*Part of a data file*
"""
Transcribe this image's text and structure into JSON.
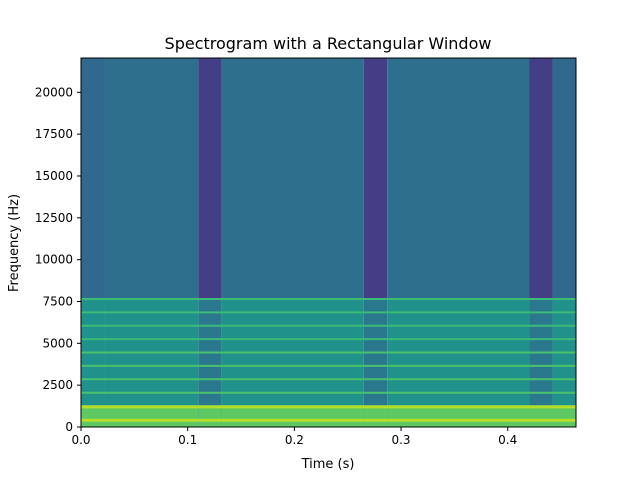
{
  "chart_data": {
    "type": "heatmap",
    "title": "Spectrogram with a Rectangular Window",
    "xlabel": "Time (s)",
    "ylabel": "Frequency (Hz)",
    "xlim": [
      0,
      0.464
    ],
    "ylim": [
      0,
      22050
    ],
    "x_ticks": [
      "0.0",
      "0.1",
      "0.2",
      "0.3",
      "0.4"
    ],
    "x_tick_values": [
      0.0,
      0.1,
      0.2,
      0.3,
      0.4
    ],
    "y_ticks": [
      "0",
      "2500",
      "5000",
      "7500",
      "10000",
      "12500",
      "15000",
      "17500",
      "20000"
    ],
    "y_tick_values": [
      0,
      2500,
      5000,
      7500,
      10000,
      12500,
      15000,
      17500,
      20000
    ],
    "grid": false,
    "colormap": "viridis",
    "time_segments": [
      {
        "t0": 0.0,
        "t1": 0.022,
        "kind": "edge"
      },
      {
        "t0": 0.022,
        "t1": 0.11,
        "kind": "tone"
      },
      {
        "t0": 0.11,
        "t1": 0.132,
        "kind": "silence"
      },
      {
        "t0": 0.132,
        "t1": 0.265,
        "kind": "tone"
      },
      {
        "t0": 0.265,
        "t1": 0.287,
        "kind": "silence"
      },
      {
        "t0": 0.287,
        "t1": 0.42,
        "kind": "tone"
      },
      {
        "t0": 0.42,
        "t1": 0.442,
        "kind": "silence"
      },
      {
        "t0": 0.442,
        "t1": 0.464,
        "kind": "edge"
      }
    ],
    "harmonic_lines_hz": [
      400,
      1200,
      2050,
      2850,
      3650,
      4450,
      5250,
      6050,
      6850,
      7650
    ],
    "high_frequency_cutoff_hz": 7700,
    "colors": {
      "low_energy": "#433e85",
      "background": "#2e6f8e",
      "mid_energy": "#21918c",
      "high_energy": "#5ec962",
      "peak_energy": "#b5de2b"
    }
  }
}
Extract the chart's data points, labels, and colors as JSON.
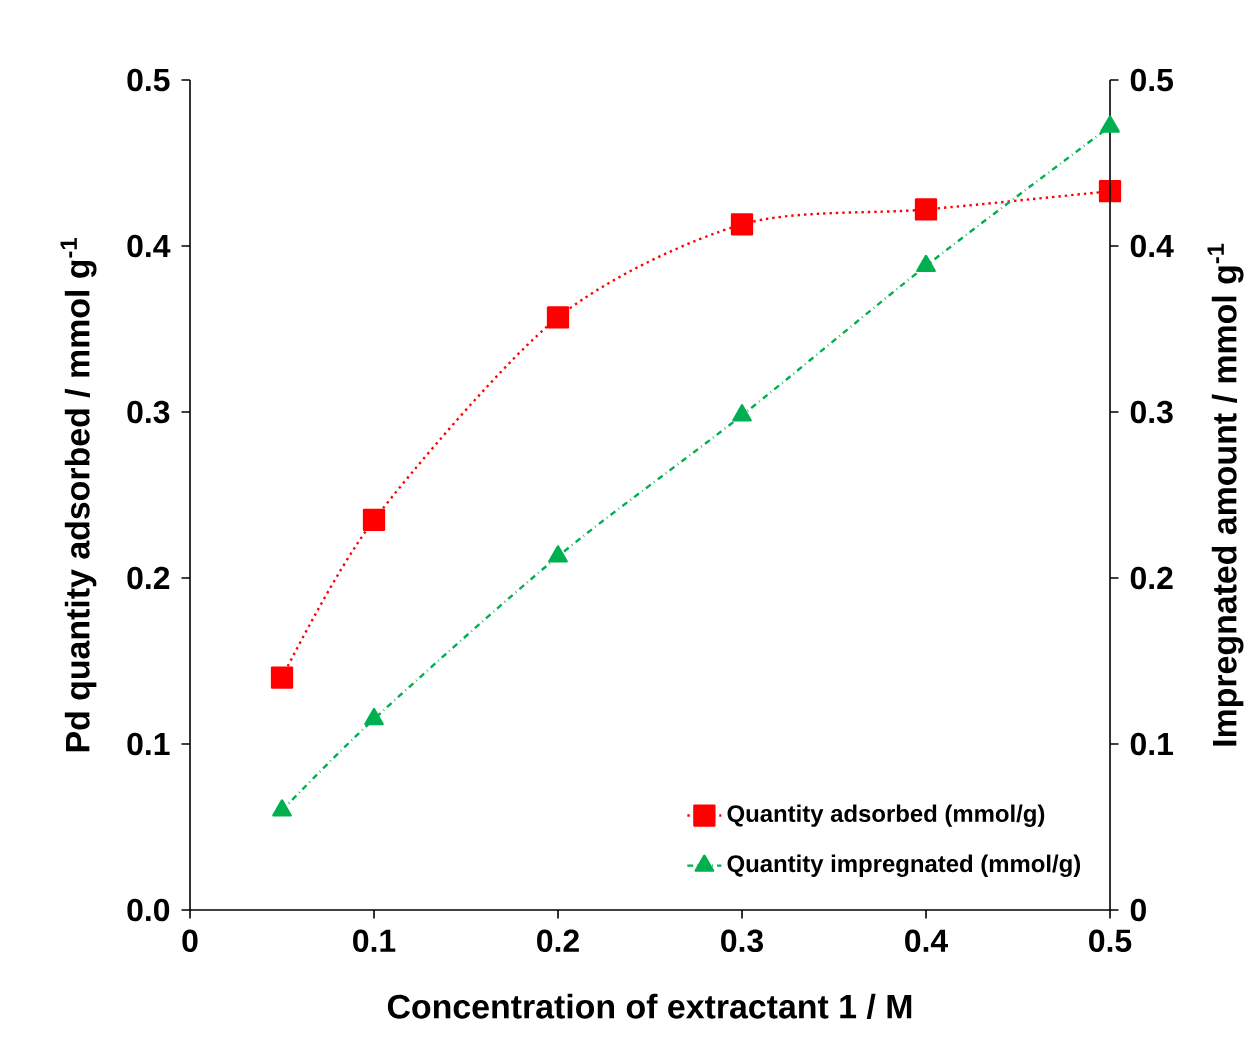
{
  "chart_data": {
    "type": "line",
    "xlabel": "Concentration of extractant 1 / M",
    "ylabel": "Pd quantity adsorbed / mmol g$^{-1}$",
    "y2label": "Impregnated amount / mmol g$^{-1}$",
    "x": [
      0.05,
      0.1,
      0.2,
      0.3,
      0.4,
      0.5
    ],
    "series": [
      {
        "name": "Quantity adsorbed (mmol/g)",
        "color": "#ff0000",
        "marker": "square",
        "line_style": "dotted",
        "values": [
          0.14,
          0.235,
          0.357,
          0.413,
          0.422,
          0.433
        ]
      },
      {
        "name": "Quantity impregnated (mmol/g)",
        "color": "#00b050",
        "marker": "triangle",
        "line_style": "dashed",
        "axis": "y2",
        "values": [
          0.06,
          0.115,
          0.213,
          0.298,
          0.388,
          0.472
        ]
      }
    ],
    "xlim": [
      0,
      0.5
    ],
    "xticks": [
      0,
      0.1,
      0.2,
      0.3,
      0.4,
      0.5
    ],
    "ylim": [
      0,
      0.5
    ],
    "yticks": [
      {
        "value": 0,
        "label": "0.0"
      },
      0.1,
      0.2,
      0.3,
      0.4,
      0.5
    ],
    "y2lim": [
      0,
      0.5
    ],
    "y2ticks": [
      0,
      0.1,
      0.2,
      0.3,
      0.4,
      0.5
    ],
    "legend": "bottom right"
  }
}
"""
*Aim of the exercise*
Quote the data exactly, leaving every image out of the copy.

*Response to the exercise*
Transcribe this image's text and structure into JSON.
{
  "chart_data": {
    "type": "heatmap",
    "title": "Spectrogram with a Rectangular Window",
    "xlabel": "Time (s)",
    "ylabel": "Frequency (Hz)",
    "xlim": [
      0,
      0.464
    ],
    "ylim": [
      0,
      22050
    ],
    "x_ticks": [
      "0.0",
      "0.1",
      "0.2",
      "0.3",
      "0.4"
    ],
    "x_tick_values": [
      0.0,
      0.1,
      0.2,
      0.3,
      0.4
    ],
    "y_ticks": [
      "0",
      "2500",
      "5000",
      "7500",
      "10000",
      "12500",
      "15000",
      "17500",
      "20000"
    ],
    "y_tick_values": [
      0,
      2500,
      5000,
      7500,
      10000,
      12500,
      15000,
      17500,
      20000
    ],
    "grid": false,
    "colormap": "viridis",
    "time_segments": [
      {
        "t0": 0.0,
        "t1": 0.022,
        "kind": "edge"
      },
      {
        "t0": 0.022,
        "t1": 0.11,
        "kind": "tone"
      },
      {
        "t0": 0.11,
        "t1": 0.132,
        "kind": "silence"
      },
      {
        "t0": 0.132,
        "t1": 0.265,
        "kind": "tone"
      },
      {
        "t0": 0.265,
        "t1": 0.287,
        "kind": "silence"
      },
      {
        "t0": 0.287,
        "t1": 0.42,
        "kind": "tone"
      },
      {
        "t0": 0.42,
        "t1": 0.442,
        "kind": "silence"
      },
      {
        "t0": 0.442,
        "t1": 0.464,
        "kind": "edge"
      }
    ],
    "harmonic_lines_hz": [
      400,
      1200,
      2050,
      2850,
      3650,
      4450,
      5250,
      6050,
      6850,
      7650
    ],
    "high_frequency_cutoff_hz": 7700,
    "colors": {
      "low_energy": "#433e85",
      "background": "#2e6f8e",
      "mid_energy": "#21918c",
      "high_energy": "#5ec962",
      "peak_energy": "#b5de2b"
    }
  }
}
Extract the chart's data points, labels, and colors as JSON.
{
  "chart_data": {
    "type": "line",
    "xlabel": "Concentration of extractant 1 / M",
    "ylabel": "Pd quantity adsorbed / mmol g$^{-1}$",
    "y2label": "Impregnated amount / mmol g$^{-1}$",
    "x": [
      0.05,
      0.1,
      0.2,
      0.3,
      0.4,
      0.5
    ],
    "series": [
      {
        "name": "Quantity adsorbed (mmol/g)",
        "color": "#ff0000",
        "marker": "square",
        "line_style": "dotted",
        "values": [
          0.14,
          0.235,
          0.357,
          0.413,
          0.422,
          0.433
        ]
      },
      {
        "name": "Quantity impregnated (mmol/g)",
        "color": "#00b050",
        "marker": "triangle",
        "line_style": "dashed",
        "axis": "y2",
        "values": [
          0.06,
          0.115,
          0.213,
          0.298,
          0.388,
          0.472
        ]
      }
    ],
    "xlim": [
      0,
      0.5
    ],
    "xticks": [
      0,
      0.1,
      0.2,
      0.3,
      0.4,
      0.5
    ],
    "ylim": [
      0,
      0.5
    ],
    "yticks": [
      {
        "value": 0,
        "label": "0.0"
      },
      0.1,
      0.2,
      0.3,
      0.4,
      0.5
    ],
    "y2lim": [
      0,
      0.5
    ],
    "y2ticks": [
      0,
      0.1,
      0.2,
      0.3,
      0.4,
      0.5
    ],
    "legend": "bottom right"
  }
}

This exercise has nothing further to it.